- [The exercise]: Gather every line in the records below that contains the string "expectation", and reproduce each line in full.
>> Begin Supplied information
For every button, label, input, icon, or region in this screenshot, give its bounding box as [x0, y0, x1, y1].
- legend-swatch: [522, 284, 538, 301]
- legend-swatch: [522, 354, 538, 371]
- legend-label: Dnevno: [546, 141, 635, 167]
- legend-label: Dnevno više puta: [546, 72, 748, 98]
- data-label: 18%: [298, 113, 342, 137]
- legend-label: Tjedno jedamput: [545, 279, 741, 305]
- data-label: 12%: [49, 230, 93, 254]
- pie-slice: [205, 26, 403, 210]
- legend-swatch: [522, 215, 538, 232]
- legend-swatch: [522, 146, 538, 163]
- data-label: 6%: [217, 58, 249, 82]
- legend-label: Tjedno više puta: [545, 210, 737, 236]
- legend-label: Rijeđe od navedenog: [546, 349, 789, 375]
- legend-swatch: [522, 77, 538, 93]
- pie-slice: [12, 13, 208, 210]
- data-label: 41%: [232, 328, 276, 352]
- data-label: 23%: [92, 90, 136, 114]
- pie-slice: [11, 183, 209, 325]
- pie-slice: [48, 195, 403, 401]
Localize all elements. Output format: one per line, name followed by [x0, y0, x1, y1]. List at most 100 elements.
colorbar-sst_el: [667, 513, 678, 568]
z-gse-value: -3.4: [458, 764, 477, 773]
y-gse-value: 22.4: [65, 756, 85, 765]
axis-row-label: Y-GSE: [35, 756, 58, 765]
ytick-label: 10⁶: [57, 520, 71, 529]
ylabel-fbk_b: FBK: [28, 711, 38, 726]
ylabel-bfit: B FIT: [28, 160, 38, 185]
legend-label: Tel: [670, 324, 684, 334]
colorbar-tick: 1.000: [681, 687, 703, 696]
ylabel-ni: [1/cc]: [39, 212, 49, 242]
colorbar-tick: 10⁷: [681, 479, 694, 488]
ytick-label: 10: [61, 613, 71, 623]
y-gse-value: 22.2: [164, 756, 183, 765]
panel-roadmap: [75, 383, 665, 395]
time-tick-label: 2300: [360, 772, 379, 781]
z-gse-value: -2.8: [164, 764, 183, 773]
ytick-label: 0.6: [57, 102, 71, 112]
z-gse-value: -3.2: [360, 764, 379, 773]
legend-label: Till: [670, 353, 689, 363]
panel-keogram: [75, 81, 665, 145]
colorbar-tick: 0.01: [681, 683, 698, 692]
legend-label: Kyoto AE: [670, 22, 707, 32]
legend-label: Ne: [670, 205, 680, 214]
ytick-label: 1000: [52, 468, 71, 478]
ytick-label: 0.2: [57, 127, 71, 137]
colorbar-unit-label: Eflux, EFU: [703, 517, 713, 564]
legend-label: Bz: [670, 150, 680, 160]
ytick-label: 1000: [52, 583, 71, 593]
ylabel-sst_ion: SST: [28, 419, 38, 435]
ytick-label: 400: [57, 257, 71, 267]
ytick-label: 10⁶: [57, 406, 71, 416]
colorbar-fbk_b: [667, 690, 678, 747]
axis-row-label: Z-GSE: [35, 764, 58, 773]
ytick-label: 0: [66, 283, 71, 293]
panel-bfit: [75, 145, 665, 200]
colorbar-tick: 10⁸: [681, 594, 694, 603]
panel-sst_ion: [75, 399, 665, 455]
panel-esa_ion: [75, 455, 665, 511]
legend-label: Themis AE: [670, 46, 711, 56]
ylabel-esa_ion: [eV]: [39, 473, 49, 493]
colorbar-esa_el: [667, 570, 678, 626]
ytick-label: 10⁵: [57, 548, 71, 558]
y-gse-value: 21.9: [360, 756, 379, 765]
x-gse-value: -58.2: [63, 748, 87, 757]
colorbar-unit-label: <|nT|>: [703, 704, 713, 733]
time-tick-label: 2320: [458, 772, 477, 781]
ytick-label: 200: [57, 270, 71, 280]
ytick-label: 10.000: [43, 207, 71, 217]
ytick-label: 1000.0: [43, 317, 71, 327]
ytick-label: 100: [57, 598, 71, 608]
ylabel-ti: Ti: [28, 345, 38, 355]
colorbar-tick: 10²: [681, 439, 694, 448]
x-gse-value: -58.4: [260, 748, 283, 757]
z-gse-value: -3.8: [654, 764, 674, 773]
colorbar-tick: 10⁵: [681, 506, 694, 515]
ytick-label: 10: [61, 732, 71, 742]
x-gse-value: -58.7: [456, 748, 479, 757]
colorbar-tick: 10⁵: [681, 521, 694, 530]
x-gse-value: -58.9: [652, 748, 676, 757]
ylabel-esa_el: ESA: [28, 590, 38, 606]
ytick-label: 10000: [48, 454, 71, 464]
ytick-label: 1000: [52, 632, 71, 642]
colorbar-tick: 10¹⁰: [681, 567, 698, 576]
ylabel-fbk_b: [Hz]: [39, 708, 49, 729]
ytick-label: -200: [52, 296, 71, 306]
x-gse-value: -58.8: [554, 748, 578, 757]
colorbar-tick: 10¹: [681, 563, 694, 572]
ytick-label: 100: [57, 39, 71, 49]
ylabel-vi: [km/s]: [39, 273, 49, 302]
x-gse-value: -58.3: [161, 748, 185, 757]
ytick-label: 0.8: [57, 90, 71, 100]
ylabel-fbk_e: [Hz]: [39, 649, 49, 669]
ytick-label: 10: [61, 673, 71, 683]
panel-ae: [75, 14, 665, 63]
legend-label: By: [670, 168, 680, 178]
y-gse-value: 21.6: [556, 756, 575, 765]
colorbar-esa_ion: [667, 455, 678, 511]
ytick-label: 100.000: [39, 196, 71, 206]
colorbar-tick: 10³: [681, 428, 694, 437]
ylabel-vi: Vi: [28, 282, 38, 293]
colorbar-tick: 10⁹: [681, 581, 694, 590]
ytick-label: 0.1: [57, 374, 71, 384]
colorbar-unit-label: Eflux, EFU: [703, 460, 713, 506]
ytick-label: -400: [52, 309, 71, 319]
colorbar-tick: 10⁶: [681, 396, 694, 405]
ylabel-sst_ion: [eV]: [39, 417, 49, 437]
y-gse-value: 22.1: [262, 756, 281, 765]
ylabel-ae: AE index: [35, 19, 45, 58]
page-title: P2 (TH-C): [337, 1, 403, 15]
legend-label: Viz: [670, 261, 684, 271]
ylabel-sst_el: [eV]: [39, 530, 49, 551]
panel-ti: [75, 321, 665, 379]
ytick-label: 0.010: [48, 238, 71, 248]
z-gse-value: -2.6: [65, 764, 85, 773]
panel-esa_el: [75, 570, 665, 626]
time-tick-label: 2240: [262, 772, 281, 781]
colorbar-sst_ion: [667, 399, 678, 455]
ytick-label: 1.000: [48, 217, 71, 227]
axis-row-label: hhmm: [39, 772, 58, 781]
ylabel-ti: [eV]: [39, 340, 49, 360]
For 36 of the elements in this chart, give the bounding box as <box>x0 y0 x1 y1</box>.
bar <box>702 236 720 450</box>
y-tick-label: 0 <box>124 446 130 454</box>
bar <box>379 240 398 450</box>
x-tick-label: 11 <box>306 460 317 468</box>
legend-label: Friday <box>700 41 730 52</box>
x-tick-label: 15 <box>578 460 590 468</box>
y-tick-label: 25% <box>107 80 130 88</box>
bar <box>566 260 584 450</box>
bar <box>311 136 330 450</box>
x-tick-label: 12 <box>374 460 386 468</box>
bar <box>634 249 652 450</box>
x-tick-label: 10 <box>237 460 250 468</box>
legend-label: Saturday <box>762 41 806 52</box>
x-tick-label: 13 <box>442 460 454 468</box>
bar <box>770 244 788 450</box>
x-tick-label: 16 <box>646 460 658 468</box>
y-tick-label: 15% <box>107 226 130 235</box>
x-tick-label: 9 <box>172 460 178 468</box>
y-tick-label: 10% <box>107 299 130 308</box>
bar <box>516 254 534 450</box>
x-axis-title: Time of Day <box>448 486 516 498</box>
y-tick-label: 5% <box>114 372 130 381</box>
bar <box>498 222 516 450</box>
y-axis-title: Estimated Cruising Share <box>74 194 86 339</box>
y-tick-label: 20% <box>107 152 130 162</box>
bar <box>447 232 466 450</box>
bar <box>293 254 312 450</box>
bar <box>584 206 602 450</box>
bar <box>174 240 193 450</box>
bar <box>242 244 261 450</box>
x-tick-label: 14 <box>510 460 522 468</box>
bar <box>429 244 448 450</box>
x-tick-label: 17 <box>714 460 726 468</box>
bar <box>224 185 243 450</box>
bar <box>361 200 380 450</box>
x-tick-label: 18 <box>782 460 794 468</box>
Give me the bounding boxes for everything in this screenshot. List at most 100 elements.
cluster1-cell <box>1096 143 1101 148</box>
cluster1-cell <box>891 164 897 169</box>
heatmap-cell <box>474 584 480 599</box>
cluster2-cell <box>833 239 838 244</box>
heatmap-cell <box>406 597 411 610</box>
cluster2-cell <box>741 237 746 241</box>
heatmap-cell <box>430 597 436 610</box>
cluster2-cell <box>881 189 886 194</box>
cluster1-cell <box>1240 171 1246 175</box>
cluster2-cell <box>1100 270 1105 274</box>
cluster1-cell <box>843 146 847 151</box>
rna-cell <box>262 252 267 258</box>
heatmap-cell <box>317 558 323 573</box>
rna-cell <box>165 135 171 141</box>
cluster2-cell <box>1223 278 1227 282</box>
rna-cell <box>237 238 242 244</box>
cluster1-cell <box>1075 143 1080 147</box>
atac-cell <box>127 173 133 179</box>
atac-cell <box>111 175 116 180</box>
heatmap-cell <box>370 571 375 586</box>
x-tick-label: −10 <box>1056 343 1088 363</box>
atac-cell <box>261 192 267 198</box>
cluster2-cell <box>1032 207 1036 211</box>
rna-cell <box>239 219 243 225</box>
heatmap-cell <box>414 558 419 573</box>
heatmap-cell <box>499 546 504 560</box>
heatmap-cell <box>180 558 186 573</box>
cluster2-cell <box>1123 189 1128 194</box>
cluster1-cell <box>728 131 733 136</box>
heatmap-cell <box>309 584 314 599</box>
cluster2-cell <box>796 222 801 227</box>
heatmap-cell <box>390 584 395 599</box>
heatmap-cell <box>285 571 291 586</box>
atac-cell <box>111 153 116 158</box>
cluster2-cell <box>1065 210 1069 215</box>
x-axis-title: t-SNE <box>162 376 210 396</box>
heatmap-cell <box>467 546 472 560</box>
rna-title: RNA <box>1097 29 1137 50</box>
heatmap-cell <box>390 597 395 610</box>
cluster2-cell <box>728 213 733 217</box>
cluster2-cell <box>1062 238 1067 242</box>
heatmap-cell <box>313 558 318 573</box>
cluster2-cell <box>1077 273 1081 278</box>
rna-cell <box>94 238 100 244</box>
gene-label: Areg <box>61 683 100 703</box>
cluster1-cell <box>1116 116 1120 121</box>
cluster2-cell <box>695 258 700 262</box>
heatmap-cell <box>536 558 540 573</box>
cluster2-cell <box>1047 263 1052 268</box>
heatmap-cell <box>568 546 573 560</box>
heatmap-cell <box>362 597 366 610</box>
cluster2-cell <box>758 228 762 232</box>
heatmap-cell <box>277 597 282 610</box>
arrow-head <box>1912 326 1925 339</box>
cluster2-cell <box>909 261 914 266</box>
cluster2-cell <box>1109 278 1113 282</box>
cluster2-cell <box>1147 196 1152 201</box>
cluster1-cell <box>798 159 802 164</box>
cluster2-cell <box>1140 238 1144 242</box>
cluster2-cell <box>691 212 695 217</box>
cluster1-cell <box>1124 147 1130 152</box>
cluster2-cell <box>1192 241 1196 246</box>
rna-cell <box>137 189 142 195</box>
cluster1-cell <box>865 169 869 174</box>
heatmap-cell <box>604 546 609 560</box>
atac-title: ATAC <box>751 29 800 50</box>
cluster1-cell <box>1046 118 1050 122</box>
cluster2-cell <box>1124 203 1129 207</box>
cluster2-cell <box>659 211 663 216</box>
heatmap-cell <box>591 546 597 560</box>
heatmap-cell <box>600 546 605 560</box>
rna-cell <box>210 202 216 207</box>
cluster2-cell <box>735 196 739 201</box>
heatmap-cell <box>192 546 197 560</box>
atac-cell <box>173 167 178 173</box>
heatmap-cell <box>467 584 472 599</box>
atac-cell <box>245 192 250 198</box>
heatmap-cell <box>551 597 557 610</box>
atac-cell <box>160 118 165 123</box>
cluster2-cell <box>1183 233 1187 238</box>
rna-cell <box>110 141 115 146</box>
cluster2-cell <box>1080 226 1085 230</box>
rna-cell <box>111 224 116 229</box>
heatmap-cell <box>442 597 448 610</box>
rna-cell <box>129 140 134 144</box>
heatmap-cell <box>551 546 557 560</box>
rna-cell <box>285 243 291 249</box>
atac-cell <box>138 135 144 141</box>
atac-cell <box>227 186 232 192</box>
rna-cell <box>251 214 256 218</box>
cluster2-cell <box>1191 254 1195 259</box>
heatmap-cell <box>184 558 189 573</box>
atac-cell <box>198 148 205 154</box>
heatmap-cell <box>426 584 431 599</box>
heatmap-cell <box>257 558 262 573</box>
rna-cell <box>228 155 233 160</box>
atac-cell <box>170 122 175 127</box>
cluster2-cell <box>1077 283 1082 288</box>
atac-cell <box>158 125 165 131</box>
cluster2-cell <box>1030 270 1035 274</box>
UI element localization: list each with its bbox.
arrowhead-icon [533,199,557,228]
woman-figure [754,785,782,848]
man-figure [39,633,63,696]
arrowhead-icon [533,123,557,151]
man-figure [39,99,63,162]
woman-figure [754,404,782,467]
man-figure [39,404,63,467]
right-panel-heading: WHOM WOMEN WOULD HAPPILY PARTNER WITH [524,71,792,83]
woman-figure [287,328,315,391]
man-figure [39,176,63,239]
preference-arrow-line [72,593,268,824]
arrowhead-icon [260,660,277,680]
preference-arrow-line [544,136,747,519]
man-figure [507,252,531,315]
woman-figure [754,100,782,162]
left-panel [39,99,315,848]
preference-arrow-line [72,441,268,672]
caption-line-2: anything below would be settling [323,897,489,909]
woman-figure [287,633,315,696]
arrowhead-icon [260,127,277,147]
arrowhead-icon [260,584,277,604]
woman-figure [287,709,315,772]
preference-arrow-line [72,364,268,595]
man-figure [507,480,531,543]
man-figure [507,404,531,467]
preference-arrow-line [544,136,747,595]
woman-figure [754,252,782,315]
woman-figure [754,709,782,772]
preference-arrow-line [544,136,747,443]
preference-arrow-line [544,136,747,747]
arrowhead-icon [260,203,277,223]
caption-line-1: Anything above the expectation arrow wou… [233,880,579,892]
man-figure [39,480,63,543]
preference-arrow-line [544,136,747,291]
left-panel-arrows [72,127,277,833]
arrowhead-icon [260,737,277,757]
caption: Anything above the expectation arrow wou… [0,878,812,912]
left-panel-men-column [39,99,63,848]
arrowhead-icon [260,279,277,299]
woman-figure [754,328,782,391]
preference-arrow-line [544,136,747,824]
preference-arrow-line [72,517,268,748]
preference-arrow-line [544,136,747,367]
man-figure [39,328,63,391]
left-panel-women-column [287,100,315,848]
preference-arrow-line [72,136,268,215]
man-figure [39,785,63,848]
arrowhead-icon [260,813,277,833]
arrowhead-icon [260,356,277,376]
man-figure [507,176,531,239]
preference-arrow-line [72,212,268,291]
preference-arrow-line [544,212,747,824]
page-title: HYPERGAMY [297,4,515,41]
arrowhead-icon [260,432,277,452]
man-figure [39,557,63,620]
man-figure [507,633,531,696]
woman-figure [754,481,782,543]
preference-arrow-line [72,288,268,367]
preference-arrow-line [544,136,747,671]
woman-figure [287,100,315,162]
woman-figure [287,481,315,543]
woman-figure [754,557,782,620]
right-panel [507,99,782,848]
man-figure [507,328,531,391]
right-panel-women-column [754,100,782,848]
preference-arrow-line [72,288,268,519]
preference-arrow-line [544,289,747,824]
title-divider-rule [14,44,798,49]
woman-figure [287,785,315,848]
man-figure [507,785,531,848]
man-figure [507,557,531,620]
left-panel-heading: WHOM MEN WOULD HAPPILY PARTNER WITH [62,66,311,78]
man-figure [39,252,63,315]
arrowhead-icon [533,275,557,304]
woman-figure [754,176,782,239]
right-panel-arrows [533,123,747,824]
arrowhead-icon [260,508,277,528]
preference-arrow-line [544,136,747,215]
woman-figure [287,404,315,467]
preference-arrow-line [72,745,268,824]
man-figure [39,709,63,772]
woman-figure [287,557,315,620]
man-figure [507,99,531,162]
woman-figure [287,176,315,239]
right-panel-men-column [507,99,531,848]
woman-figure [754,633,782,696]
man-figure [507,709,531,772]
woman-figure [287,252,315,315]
>> End Supplied information
- [Problem solution]:
caption-line-1: Anything above the expectation arrow wou… [233,880,579,892]
caption: Anything above the expectation arrow wou… [0,878,812,912]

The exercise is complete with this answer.